Document section
[BEGIN]

# DIY Gel Nails



## missy plush (Sep 13, 2012)

Has any one tried doing their own gel manicure at home? interested to get started... but worried bout all the steps and products that i need to prepare. any recommendations?


----------



## Marj B (Sep 13, 2012)

I've seen starter kits advertised at Sally's, CVS, and saw some on Ebay. From what I have read, the biggest part of the whole thing is making sure you have the right wattage lamp. I have seen sample type color kits on ebay too. I would love to do gel or shellac nails but it's a bit pricey to start and sadly, I don't have the money.


----------



## ANobleBeauty (Sep 14, 2012)

Deleted per Terms of Service Hey gals. Ive been doing my own gel nails for over a year and it's definitely worth the investment. I would recommend finding a good kit that includes all the tools, products and the lamp to get you started. Then you can buy different brand polishes if you want as long as they are compatible with your light. I made a video a year ago talking about what i do.


----------



## jilleans (Sep 19, 2012)

So can you use different polishes or are you restricted to the Gel colors?


----------



## mermuse (Sep 19, 2012)

> Originally Posted by *jilleans* /img/forum/go_quote.gif
> 
> So can you use different polishes or are you restricted to the Gel colors?


 
You really need to use the whole set.  The gel colors are nothing like polishes as they will not dry on their own without a lamp.  I think that I have seen some led/uv reactive top coats that you can use on top of regular polishes with regular base coats, but that's possibly something different altogether.

I got a Gelish starter set a while back when they launched at Sally's, and it's tricky to learn to apply them correctly.  You have to use ultra thin coats, and it takes a while because you have to dry each layer with the lamp between steps. Of course, once you're done, you're done and don't have to worry about ruining the manicure by touching something.  I rarely use it anymore because I started botching the job after spending nearly an hour applying everything.  I would probably use it more often if I had a better lamp since only being able to "cure" 1/3 of your hands with a cheap, tiny $15 UV light for each layer takes forever.  I just don't see myself investing in one, though because I'm also too invested in regular polishes to make the full switch over.  Also, if I'm going somewhere on vacation, I usually just get them done professionally with the thicker, sturdier OPI Axxium because it lasts longer.  Then again, even that suffers application problems and I've had times where it's peeled off early due to layers that were too thick.

If I can find some better, faster, led lamps for a good price, I'll consider doing this for long work weeks because the durability is good.

[END]

Source material
[BEGIN]

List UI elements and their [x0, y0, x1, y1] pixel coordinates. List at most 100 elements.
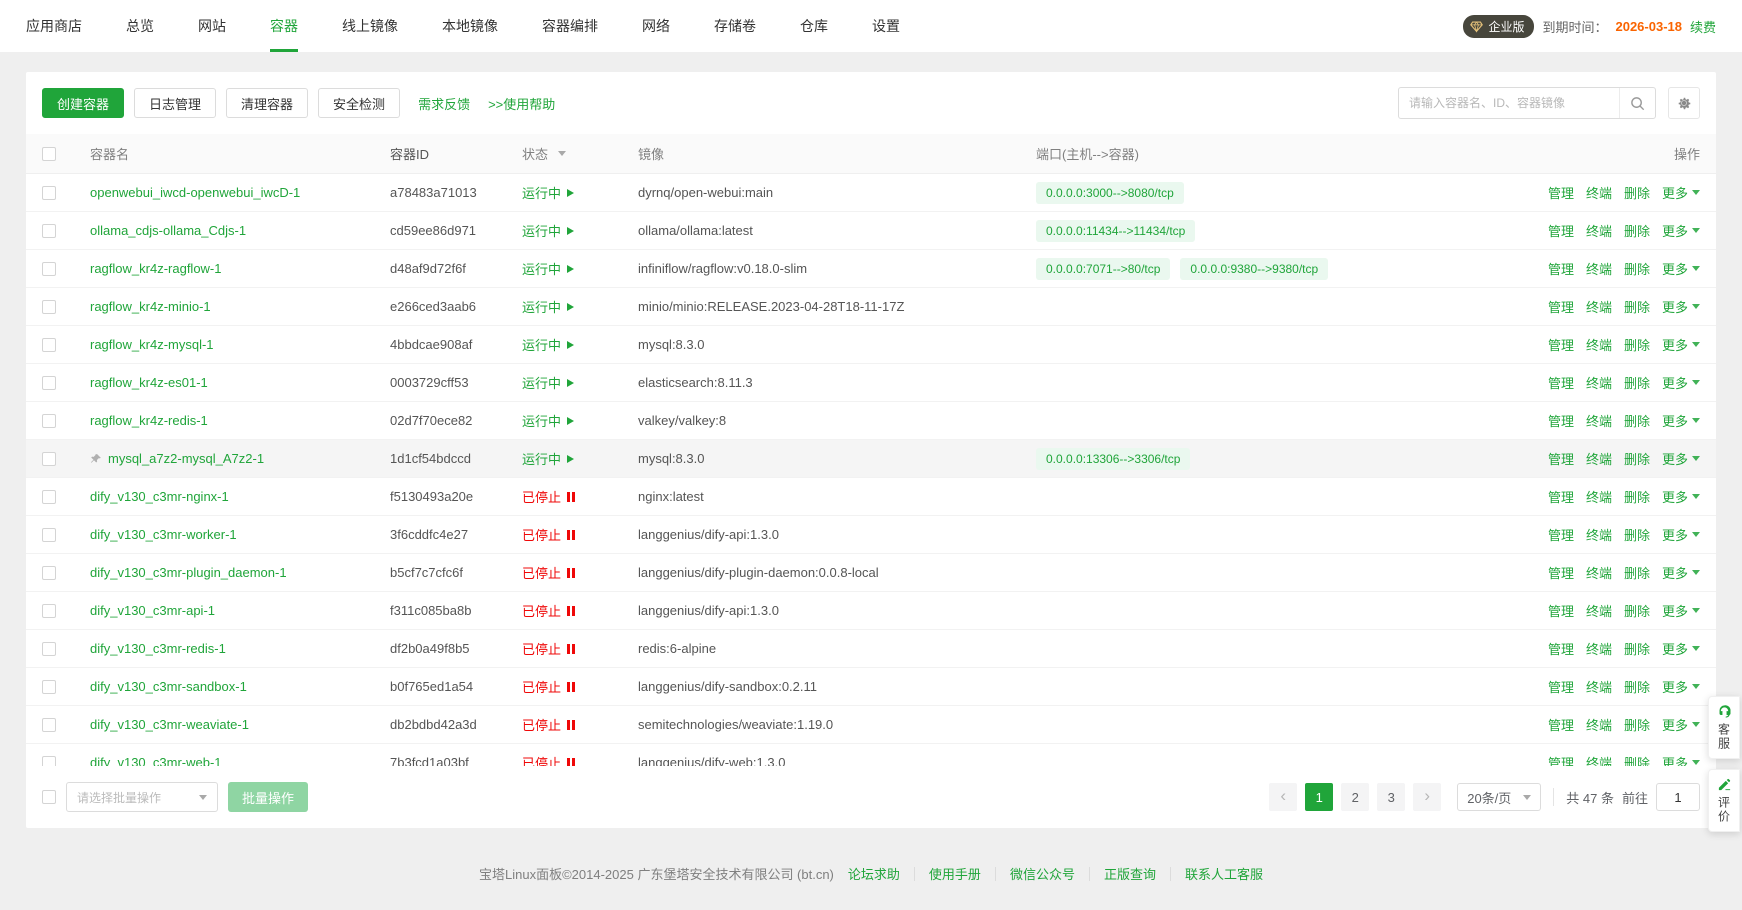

[END]

Set tasks
**a.** From the gel nails thread, extract the passage that begins at the words "Has any one" and ends after "B (Sep 13, 2012)".
**b.** In the gel nails thread, which brand of starter set did mermuse buy at Sally's?
You won't need the material for any of this.

Written answers
**a.**
Has any one tried doing their own gel manicure at home? interested to get started... but worried bout all the steps and products that i need to prepare. any recommendations?


----------



## Marj B (Sep 13, 2012)

**b.** Gelish